The problem →
Reply with one number: how many lines contain the word "Prepulse".

Stored records →
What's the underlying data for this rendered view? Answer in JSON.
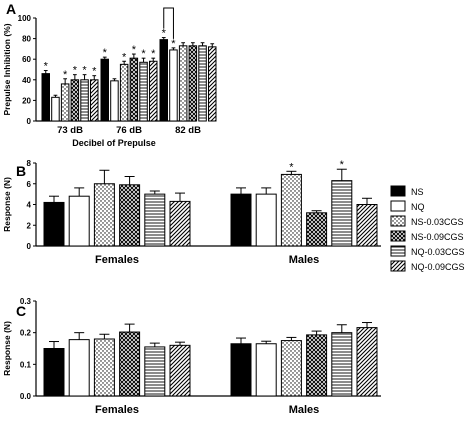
{
  "chart_data": [
    {
      "panel": "A",
      "type": "bar",
      "ylabel": "Prepulse Inhibition (%)",
      "xlabel": "Decibel of Prepulse",
      "categories": [
        "73 dB",
        "76 dB",
        "82 dB"
      ],
      "ylim": [
        0,
        100
      ],
      "yticks": [
        "0",
        "20",
        "40",
        "60",
        "80",
        "100"
      ],
      "series": [
        {
          "name": "NS",
          "values": [
            46,
            60,
            79
          ],
          "err": [
            3,
            2,
            2
          ],
          "star": [
            true,
            true,
            true
          ]
        },
        {
          "name": "NQ",
          "values": [
            23,
            39,
            69
          ],
          "err": [
            2,
            2,
            2
          ],
          "star": [
            false,
            false,
            true
          ]
        },
        {
          "name": "NS-0.03CGS",
          "values": [
            36,
            55,
            73
          ],
          "err": [
            5,
            3,
            3
          ],
          "star": [
            true,
            true,
            false
          ]
        },
        {
          "name": "NS-0.09CGS",
          "values": [
            40,
            61,
            73
          ],
          "err": [
            5,
            4,
            3
          ],
          "star": [
            true,
            true,
            false
          ]
        },
        {
          "name": "NQ-0.03CGS",
          "values": [
            40,
            57,
            73
          ],
          "err": [
            5,
            4,
            3
          ],
          "star": [
            true,
            true,
            false
          ]
        },
        {
          "name": "NQ-0.09CGS",
          "values": [
            40,
            58,
            72
          ],
          "err": [
            4,
            3,
            3
          ],
          "star": [
            true,
            true,
            false
          ]
        }
      ],
      "bracket_on": "82 dB"
    },
    {
      "panel": "B",
      "type": "bar",
      "ylabel": "Response (N)",
      "categories": [
        "Females",
        "Males"
      ],
      "ylim": [
        0,
        8
      ],
      "yticks": [
        "0",
        "2",
        "4",
        "6",
        "8"
      ],
      "series": [
        {
          "name": "NS",
          "values": [
            4.2,
            5.0
          ],
          "err": [
            0.6,
            0.6
          ],
          "star": [
            false,
            false
          ]
        },
        {
          "name": "NQ",
          "values": [
            4.8,
            5.0
          ],
          "err": [
            0.8,
            0.6
          ],
          "star": [
            false,
            false
          ]
        },
        {
          "name": "NS-0.03CGS",
          "values": [
            6.0,
            6.9
          ],
          "err": [
            1.3,
            0.3
          ],
          "star": [
            false,
            true
          ]
        },
        {
          "name": "NS-0.09CGS",
          "values": [
            5.9,
            3.2
          ],
          "err": [
            0.8,
            0.2
          ],
          "star": [
            false,
            false
          ]
        },
        {
          "name": "NQ-0.03CGS",
          "values": [
            5.0,
            6.3
          ],
          "err": [
            0.3,
            1.1
          ],
          "star": [
            false,
            true
          ]
        },
        {
          "name": "NQ-0.09CGS",
          "values": [
            4.3,
            4.0
          ],
          "err": [
            0.8,
            0.6
          ],
          "star": [
            false,
            false
          ]
        }
      ]
    },
    {
      "panel": "C",
      "type": "bar",
      "ylabel": "Response (N)",
      "categories": [
        "Females",
        "Males"
      ],
      "ylim": [
        0,
        0.3
      ],
      "yticks": [
        "0.0",
        "0.1",
        "0.2",
        "0.3"
      ],
      "series": [
        {
          "name": "NS",
          "values": [
            0.15,
            0.165
          ],
          "err": [
            0.022,
            0.018
          ],
          "star": [
            false,
            false
          ]
        },
        {
          "name": "NQ",
          "values": [
            0.178,
            0.165
          ],
          "err": [
            0.022,
            0.008
          ],
          "star": [
            false,
            false
          ]
        },
        {
          "name": "NS-0.03CGS",
          "values": [
            0.18,
            0.175
          ],
          "err": [
            0.015,
            0.01
          ],
          "star": [
            false,
            false
          ]
        },
        {
          "name": "NS-0.09CGS",
          "values": [
            0.202,
            0.193
          ],
          "err": [
            0.025,
            0.012
          ],
          "star": [
            false,
            false
          ]
        },
        {
          "name": "NQ-0.03CGS",
          "values": [
            0.155,
            0.2
          ],
          "err": [
            0.012,
            0.025
          ],
          "star": [
            false,
            false
          ]
        },
        {
          "name": "NQ-0.09CGS",
          "values": [
            0.16,
            0.216
          ],
          "err": [
            0.01,
            0.016
          ],
          "star": [
            false,
            false
          ]
        }
      ]
    }
  ],
  "legend": {
    "placement": "right of panel B",
    "entries": [
      "NS",
      "NQ",
      "NS-0.03CGS",
      "NS-0.09CGS",
      "NQ-0.03CGS",
      "NQ-0.09CGS"
    ]
  },
  "colors": {
    "bar_solid": "#000000",
    "bar_fill": "#ffffff",
    "axis": "#000000"
  }
}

Task response →
2